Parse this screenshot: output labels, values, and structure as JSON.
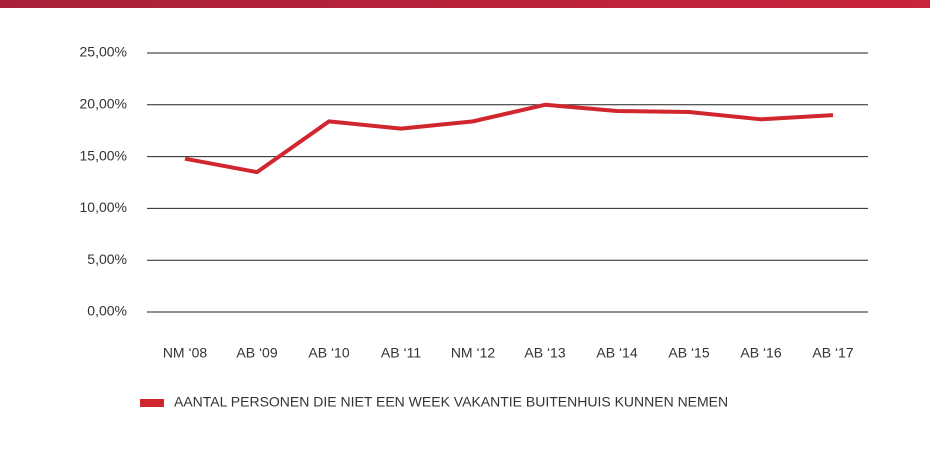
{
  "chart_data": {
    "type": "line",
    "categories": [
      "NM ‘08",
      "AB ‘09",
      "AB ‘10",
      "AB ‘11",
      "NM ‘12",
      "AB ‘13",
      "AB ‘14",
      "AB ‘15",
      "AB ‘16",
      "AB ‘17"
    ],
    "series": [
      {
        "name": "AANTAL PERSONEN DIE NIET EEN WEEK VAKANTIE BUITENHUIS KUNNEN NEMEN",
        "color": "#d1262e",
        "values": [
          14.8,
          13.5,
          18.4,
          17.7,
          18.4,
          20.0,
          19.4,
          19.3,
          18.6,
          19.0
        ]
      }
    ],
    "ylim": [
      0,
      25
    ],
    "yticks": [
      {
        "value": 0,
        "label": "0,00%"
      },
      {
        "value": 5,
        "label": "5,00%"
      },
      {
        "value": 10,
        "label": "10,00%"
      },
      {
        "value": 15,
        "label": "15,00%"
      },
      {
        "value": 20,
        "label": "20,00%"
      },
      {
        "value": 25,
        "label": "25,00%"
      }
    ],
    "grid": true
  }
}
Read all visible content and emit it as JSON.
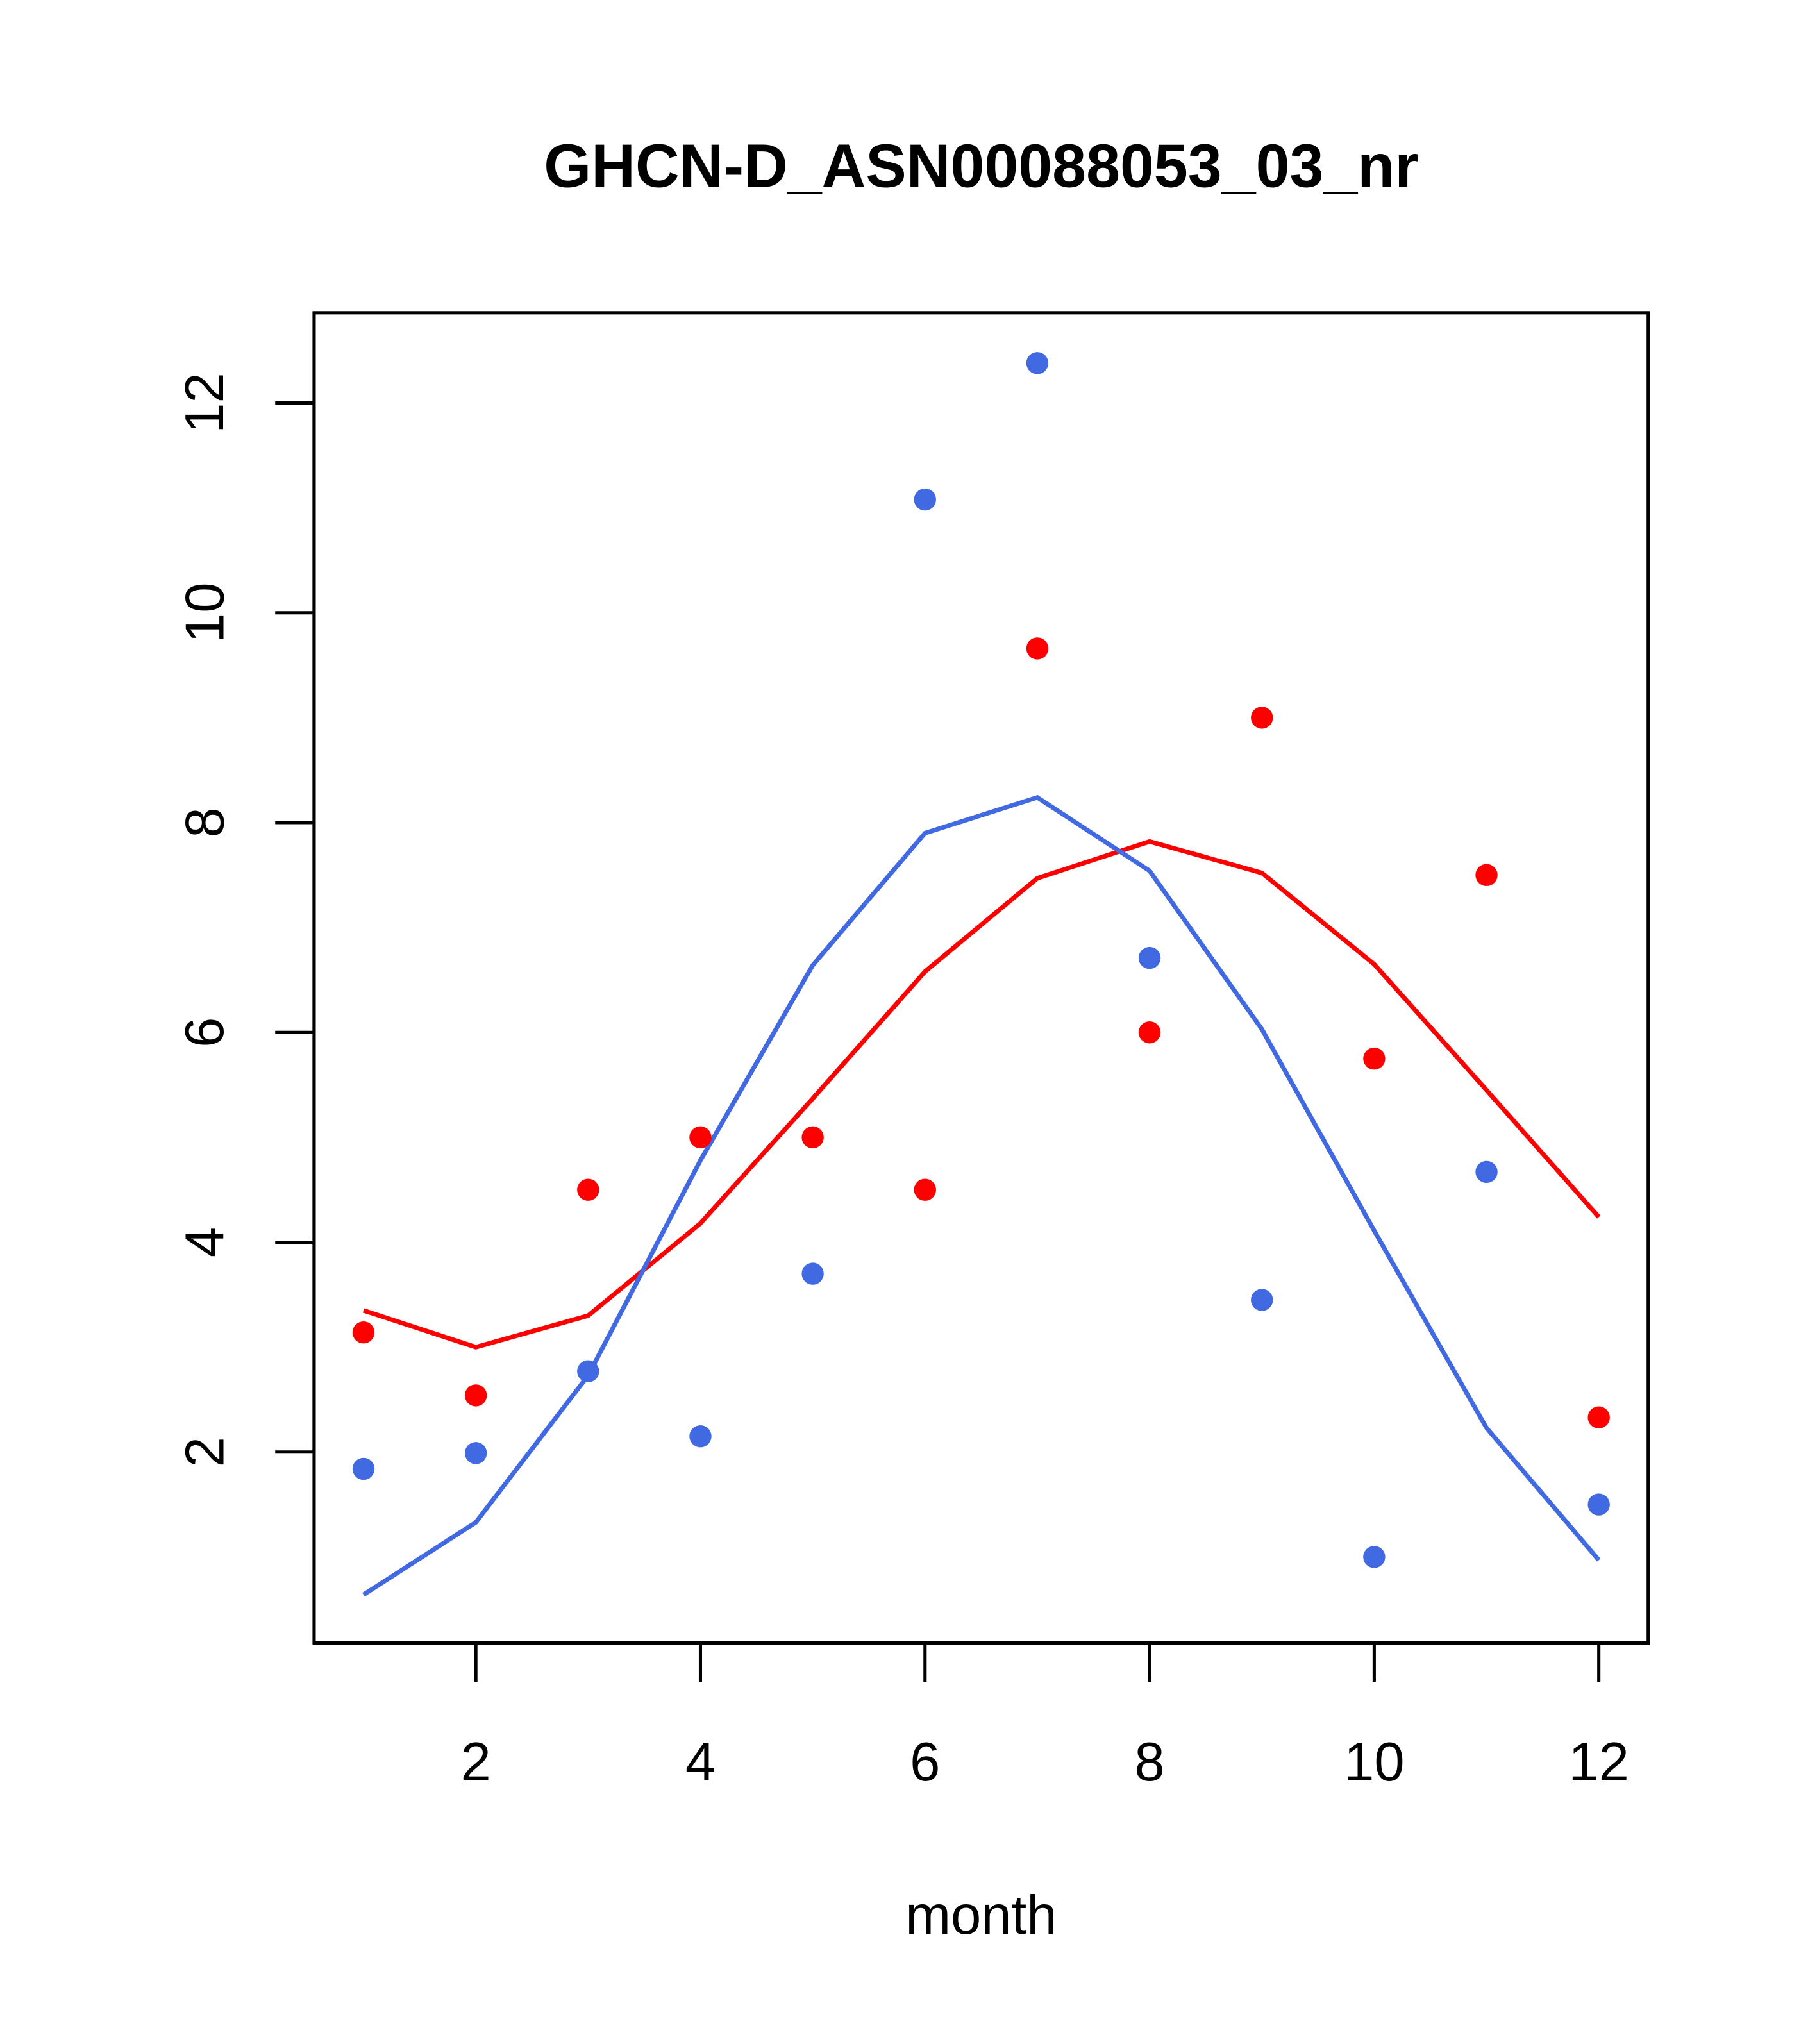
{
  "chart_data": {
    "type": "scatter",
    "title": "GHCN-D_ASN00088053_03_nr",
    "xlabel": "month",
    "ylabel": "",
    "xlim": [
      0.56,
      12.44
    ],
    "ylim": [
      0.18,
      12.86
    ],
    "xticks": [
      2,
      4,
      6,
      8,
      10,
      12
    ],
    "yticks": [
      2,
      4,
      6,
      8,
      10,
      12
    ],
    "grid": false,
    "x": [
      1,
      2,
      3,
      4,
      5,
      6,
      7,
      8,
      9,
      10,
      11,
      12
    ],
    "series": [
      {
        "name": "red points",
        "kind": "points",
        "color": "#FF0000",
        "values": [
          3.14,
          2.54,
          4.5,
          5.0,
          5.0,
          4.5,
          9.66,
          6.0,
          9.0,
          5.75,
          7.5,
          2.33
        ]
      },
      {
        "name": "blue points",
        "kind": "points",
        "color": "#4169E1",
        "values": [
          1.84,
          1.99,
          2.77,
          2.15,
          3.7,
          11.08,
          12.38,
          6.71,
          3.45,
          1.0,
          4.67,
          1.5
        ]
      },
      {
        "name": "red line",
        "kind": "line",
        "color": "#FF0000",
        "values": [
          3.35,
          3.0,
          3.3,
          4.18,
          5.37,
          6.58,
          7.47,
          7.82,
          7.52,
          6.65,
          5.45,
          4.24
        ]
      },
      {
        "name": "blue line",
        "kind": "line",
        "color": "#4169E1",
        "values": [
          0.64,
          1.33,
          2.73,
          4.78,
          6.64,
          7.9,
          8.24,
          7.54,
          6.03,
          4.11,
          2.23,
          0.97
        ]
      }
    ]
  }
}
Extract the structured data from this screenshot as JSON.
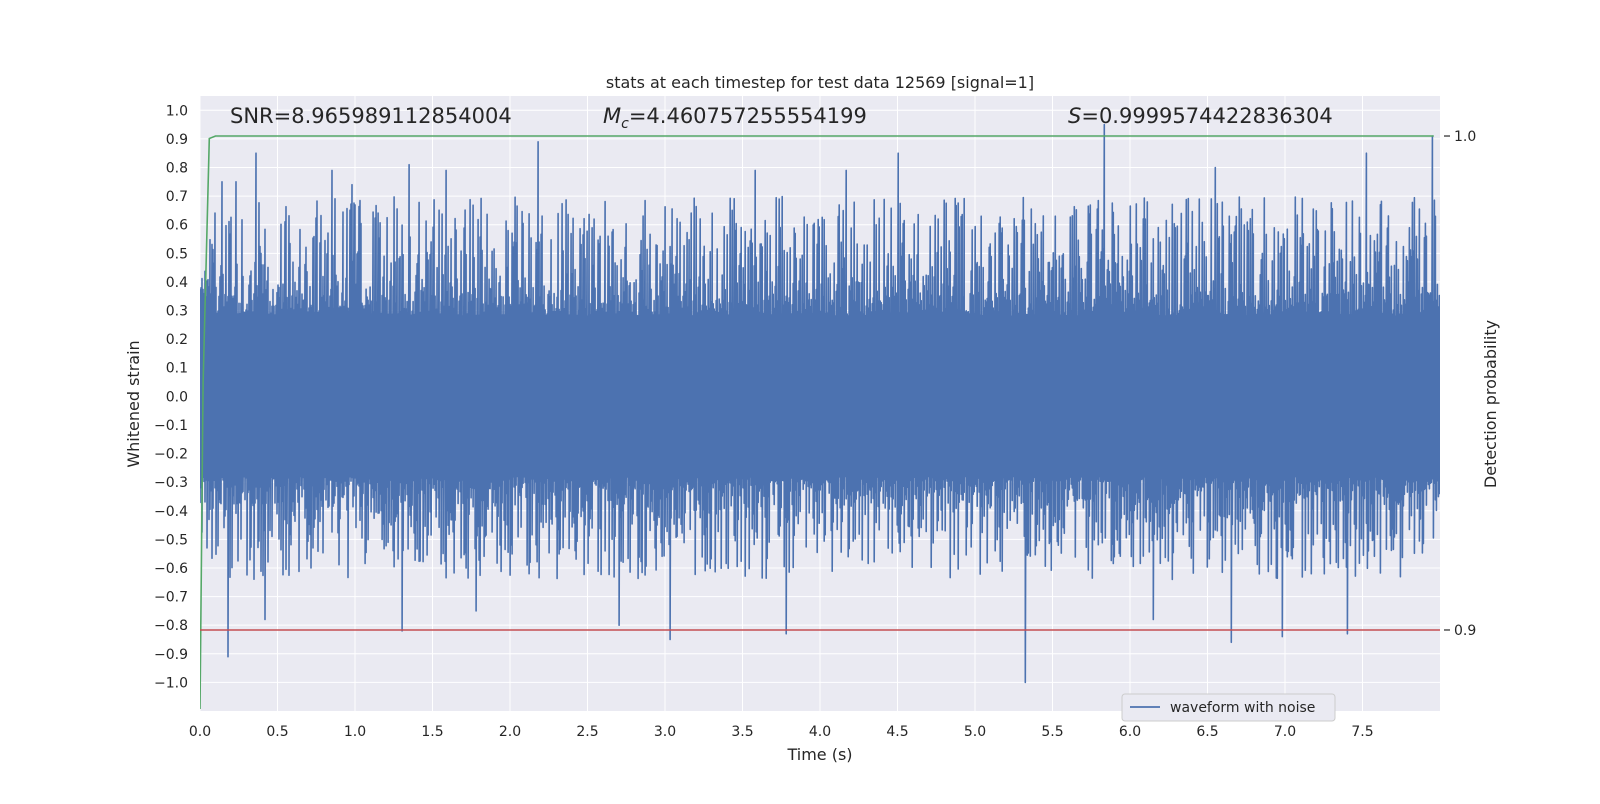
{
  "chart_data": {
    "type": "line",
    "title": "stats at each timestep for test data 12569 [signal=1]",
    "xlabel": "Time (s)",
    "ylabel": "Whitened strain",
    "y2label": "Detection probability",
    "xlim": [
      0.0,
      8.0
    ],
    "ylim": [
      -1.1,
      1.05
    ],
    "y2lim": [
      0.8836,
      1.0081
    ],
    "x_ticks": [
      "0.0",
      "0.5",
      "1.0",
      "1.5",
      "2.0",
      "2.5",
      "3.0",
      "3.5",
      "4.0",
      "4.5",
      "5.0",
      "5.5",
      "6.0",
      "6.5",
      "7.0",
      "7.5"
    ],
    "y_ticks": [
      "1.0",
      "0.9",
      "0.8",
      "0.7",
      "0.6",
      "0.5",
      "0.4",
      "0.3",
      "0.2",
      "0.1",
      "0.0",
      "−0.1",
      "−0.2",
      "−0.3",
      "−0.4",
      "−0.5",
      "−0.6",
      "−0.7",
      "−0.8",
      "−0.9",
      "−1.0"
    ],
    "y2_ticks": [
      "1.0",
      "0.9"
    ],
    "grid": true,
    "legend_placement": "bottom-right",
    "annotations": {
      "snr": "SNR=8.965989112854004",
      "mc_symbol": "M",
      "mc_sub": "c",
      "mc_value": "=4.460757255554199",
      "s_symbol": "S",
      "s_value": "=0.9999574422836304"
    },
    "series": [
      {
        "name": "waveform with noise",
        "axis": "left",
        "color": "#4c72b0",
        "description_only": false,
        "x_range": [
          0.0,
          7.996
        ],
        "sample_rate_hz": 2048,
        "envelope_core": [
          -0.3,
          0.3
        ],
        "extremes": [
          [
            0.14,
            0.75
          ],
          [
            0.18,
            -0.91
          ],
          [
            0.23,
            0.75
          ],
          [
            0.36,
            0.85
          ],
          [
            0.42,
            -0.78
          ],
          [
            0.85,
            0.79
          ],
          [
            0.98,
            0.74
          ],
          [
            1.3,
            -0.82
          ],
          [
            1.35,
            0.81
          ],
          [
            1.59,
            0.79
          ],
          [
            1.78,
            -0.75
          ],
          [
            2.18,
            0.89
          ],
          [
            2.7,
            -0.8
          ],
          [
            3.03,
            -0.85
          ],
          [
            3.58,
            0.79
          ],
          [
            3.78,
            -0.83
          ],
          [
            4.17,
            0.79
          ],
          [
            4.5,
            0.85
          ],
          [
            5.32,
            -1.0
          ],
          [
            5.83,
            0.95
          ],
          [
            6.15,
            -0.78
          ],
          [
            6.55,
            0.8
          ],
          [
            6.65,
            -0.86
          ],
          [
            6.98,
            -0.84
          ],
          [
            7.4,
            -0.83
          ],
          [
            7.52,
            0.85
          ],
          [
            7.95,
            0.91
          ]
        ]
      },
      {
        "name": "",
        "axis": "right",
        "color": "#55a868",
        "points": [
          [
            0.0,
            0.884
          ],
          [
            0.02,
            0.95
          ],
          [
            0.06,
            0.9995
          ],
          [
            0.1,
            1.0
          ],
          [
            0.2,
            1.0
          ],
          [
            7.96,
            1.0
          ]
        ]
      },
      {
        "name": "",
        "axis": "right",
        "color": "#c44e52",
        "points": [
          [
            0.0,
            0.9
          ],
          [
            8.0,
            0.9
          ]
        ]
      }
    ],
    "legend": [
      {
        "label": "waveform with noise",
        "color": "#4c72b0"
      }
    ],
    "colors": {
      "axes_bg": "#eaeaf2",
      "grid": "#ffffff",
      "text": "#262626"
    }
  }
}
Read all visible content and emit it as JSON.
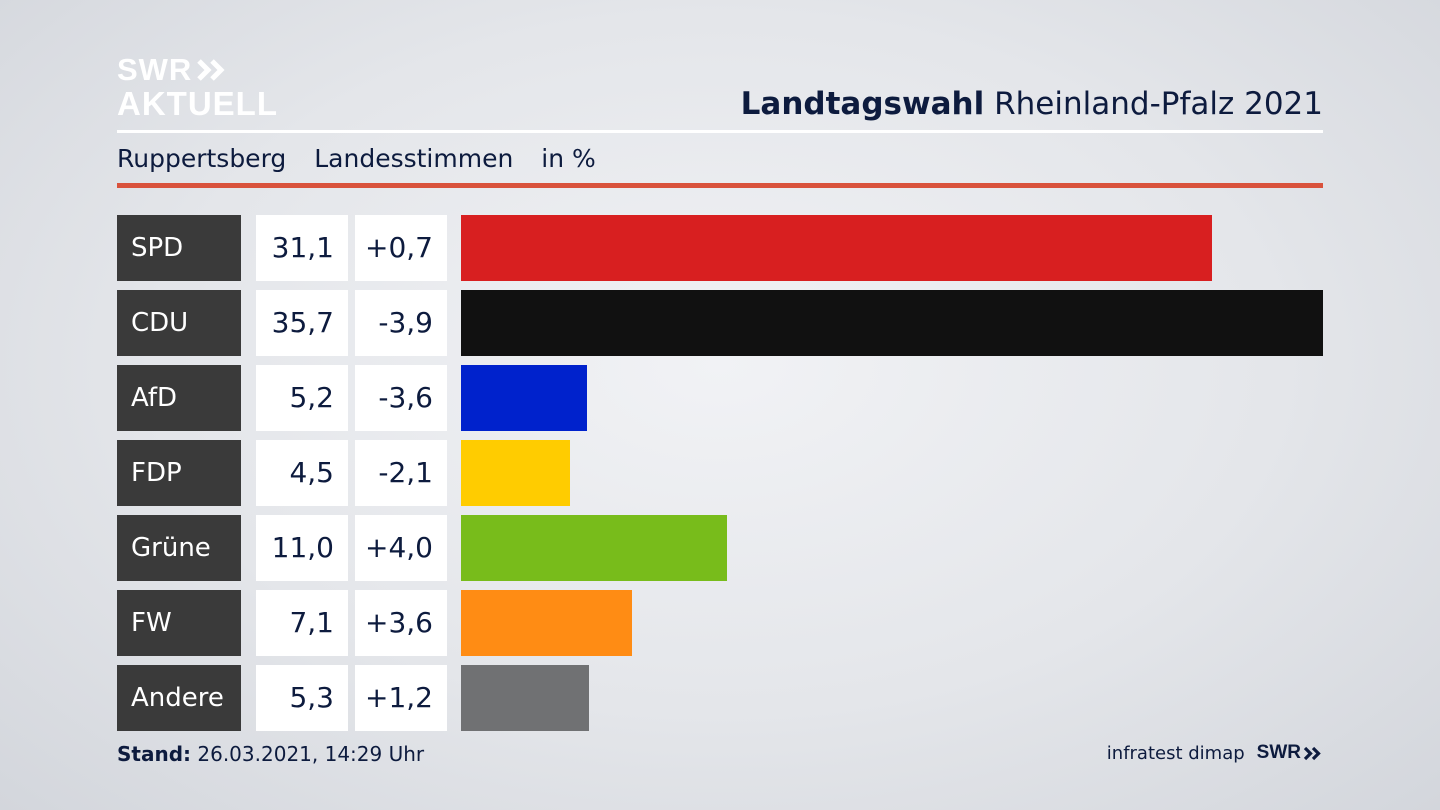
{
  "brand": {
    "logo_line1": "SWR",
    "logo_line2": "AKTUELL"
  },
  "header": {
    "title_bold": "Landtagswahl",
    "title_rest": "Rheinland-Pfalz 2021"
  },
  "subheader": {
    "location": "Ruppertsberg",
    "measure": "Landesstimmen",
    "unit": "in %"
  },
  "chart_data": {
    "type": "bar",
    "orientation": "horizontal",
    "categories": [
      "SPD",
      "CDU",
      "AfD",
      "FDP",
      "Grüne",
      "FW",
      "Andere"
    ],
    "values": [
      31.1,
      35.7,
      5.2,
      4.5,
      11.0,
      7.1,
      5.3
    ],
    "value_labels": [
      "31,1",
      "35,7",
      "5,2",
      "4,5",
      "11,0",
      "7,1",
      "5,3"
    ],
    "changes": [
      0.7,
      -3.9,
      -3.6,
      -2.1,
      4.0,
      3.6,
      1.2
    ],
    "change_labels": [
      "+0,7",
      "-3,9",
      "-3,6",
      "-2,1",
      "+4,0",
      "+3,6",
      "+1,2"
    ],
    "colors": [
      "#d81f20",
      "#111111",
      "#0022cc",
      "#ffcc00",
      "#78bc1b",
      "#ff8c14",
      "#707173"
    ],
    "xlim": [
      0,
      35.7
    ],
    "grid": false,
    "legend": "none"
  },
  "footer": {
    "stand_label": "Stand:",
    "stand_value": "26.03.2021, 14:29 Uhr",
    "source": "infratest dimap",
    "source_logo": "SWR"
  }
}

◆ **Problem description**: Locate the word "with" in the records and collect each line it appears in.

◆ **Response to the task**:
        "name": "waveform with noise",
        "label": "waveform with noise",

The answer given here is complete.